Exercise brief — In the entries below, count the lines holding "новых". Reply with the number only.

"""

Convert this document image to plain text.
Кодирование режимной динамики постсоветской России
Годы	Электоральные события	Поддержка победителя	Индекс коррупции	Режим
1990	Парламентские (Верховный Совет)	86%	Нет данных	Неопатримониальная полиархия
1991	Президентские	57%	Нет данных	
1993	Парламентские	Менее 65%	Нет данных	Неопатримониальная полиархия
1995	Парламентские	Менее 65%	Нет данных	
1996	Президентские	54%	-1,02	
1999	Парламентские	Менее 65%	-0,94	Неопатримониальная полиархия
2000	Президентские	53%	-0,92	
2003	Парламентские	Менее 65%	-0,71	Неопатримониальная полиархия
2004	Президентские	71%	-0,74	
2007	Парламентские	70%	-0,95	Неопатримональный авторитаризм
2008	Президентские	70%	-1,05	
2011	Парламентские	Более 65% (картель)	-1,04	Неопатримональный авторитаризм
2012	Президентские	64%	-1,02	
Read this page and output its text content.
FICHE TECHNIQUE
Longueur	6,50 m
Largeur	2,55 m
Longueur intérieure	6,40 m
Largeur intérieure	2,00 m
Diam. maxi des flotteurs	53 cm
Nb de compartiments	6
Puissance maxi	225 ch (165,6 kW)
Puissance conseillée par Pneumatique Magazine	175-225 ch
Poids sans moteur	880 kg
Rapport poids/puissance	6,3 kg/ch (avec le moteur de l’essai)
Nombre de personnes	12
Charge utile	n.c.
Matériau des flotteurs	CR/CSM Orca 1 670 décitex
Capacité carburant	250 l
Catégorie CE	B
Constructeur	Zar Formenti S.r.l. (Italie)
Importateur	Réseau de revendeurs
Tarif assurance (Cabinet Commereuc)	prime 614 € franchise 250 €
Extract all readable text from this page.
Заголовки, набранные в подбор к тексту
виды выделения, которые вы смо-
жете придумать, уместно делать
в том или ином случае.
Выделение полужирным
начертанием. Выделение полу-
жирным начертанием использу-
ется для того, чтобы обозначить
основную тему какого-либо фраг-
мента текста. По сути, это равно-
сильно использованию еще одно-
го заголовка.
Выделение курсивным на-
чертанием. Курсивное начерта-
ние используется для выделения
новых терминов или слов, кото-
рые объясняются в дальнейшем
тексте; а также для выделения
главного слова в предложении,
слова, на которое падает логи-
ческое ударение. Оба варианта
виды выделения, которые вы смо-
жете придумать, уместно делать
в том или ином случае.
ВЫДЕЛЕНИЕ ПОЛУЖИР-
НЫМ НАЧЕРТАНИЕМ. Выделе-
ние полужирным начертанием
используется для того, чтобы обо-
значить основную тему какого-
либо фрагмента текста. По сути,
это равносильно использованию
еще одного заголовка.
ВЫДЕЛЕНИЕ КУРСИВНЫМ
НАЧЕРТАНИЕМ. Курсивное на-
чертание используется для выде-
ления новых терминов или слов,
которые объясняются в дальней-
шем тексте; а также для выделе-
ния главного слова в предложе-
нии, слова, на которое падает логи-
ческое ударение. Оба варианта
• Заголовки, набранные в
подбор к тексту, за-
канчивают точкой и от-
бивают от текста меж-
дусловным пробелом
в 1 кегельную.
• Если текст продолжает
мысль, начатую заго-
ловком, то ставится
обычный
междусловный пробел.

"""

Response to this task — 2